──────── GIVEN RECORDS

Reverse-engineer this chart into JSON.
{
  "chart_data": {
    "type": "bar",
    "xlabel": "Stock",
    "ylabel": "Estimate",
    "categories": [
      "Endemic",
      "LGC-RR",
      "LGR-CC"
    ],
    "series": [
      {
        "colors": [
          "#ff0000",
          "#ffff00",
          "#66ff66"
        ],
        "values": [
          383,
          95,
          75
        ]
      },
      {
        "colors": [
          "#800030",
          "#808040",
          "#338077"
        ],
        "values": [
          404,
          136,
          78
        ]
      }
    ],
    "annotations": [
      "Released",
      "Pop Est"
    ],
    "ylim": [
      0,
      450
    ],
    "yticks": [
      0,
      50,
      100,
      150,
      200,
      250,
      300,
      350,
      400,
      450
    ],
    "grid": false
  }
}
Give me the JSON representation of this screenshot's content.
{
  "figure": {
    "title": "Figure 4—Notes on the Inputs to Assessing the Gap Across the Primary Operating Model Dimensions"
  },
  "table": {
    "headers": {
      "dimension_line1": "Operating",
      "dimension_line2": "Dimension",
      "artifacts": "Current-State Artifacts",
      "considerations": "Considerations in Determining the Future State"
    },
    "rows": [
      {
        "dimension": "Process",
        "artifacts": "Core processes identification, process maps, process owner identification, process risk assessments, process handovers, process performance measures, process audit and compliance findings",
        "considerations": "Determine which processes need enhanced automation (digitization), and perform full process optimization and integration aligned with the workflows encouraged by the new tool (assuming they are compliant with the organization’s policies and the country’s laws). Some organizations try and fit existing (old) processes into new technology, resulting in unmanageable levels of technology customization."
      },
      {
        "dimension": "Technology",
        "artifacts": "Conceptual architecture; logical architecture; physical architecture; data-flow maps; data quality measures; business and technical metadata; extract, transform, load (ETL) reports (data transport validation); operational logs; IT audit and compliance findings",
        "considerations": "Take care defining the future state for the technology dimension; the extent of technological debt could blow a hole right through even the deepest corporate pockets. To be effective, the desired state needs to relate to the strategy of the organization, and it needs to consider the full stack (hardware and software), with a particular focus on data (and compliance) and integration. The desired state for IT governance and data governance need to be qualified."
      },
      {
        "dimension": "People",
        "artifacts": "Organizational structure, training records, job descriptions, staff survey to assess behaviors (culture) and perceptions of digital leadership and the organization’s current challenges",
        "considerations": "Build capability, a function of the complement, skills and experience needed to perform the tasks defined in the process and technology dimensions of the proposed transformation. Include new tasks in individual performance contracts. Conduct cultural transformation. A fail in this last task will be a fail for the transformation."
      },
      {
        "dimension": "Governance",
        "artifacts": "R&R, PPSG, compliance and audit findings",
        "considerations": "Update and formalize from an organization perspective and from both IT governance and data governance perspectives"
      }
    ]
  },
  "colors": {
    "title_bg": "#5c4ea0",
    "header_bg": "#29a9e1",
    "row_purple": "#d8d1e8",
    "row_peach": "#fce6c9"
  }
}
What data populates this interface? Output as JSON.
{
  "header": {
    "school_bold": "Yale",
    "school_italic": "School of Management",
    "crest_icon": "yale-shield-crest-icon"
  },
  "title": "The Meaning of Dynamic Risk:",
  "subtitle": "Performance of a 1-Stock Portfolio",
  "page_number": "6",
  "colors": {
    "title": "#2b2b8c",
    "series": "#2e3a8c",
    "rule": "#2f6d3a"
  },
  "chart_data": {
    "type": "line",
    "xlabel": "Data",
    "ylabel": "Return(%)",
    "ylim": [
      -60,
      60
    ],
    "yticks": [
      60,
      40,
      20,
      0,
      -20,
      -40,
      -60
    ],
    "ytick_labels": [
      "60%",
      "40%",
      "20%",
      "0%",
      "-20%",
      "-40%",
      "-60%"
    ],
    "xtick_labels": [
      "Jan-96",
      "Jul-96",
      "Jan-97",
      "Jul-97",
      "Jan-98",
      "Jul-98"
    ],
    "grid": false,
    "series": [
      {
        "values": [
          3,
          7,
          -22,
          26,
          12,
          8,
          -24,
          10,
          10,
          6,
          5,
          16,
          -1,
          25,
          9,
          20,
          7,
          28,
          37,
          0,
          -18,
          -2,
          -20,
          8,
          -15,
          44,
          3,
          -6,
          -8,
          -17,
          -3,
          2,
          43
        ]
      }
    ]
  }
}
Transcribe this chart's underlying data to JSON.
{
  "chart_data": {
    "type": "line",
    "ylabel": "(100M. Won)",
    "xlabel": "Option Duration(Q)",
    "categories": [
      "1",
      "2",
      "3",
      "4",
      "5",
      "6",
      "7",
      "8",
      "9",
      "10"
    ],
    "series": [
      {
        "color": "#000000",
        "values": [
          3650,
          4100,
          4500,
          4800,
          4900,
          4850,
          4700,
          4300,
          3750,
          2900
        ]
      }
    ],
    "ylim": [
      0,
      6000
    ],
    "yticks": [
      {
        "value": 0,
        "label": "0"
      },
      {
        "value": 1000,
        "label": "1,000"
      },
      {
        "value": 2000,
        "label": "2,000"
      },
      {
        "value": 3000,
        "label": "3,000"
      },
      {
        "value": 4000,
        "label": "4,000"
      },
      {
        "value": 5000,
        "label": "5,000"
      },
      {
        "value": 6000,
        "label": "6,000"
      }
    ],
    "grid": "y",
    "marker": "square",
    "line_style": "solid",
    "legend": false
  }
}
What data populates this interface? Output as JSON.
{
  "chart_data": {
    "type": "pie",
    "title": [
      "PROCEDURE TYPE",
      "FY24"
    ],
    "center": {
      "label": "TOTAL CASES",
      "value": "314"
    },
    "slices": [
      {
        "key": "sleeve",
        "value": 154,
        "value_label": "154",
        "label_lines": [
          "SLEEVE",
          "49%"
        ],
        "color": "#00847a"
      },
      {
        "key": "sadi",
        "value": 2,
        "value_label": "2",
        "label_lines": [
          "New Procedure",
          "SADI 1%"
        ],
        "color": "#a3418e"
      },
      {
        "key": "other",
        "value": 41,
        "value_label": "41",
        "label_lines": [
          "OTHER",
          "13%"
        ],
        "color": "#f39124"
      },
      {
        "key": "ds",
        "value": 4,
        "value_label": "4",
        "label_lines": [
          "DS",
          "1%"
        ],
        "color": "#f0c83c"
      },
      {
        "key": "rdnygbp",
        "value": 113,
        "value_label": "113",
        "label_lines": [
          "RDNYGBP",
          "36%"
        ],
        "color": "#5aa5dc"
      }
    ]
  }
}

────────────────

▶ _WRITTEN EXERCISE_: Where a line above contains the word "JSON", copy that line.

▶ _THE SOLUTION_:
Reverse-engineer this chart into JSON.
Give me the JSON representation of this screenshot's content.
What data populates this interface? Output as JSON.
Transcribe this chart's underlying data to JSON.
What data populates this interface? Output as JSON.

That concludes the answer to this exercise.